> _Extract to read_

Making Güeras: Selling white identities on late-night Mexican television

Posted in Anthropology, Articles, Caribbean/Latin America, Communications/Media Studies, Literary/Artistic Criticism, Media Archive, Mexico on 2012-02-02 22:39Z by Steven

Making Güeras: Selling white identities on late-night Mexican television

Gender, Place and Culture
Volume 12, Number 1 (March 2005)
pages 71–93
DOI: 10.1080/09663690500082984

Jamie Winders, Associate Professor of Geography
Syracuse University, Syracuse, New York

John Paul Jones III, Professor of Geography and Development
University of Arizona, Tucson

Michael James Higgins (1946-2011), Professor Emeritus of Anthropology
University of Northern Colorado

This article examines discourses of whiteness and color in Mexico through a discussion of White Secret, a widely available skin-lightening cosmetic product. In an analysis of a televised infomercial advertising the product, we examine contextualizations of whiteness in Mexico, as figured through the product’s representations of light-skinned female bodies and advanced cosmetic technology. We consider the ways that White Secret can speak to broader conceptualizations of whiteness and identity and, furthermore, argue that such an engagement points to the need to interrogate the geographical and epistemological limits of current understandings of whiteness based in Anglo-American and Latin-American contexts.

> _Given information_
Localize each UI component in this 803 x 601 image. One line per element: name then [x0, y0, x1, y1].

> _Complete the following_
1: Quote the Making Güeras page, starting with "Michael James Higgins" and going on through "and Latin-American contexts.".
2: List every category that the Making Güeras page says the post was filed under.
3: Extend the Making Güeras page past its last sentence.
The data is not needed for any of this work.

> _Per-task outputs_
1:
Michael James Higgins (1946-2011), Professor Emeritus of Anthropology
University of Northern Colorado

This article examines discourses of whiteness and color in Mexico through a discussion of White Secret, a widely available skin-lightening cosmetic product. In an analysis of a televised infomercial advertising the product, we examine contextualizations of whiteness in Mexico, as figured through the product’s representations of light-skinned female bodies and advanced cosmetic technology. We consider the ways that White Secret can speak to broader conceptualizations of whiteness and identity and, furthermore, argue that such an engagement points to the need to interrogate the geographical and epistemological limits of current understandings of whiteness based in Anglo-American and Latin-American contexts.

2: Anthropology, Articles, Caribbean/Latin America, Communications/Media Studies, Literary/Artistic Criticism, Media Archive, Mexico

3:
‘la güera’: fair-skinned. Born with the features of my Chicana mother, but the skin of my Anglo father, I had it made. No one ever quite told me this (that light was right), but I knew that being light was something valued in my family. (Moraga, 1981, p. 28)

These lines from Cherrie Moraga’s 1979 essay, ‘La Güera’, succinctly describe the chromatic privilege into which she was born. With her mother’s Chicana features but her father’s white skin, Moraga, in her words, ‘had it made’. The only güera in her family, she could escape the correlation between being Chicana and being ‘less’ (p. 28), a connection that haunted her mother and other family members. Although her essay goes on to chart her denial of ‘the voice of [her] brown mother’ (1981, p. 31) and her struggles to grasp the specificities of various forms of sexual and racial oppression, Moraga’s initial discussion of an upbringing that ‘attempted to bleach me of what color I did have’ (1981, p. 28) captures several processes that we analyze in this article. As Moraga quipped, she was ‘“anglicized” ’; the more effectively we could pass in the white world, the better guaranteed our future’ (ibid.).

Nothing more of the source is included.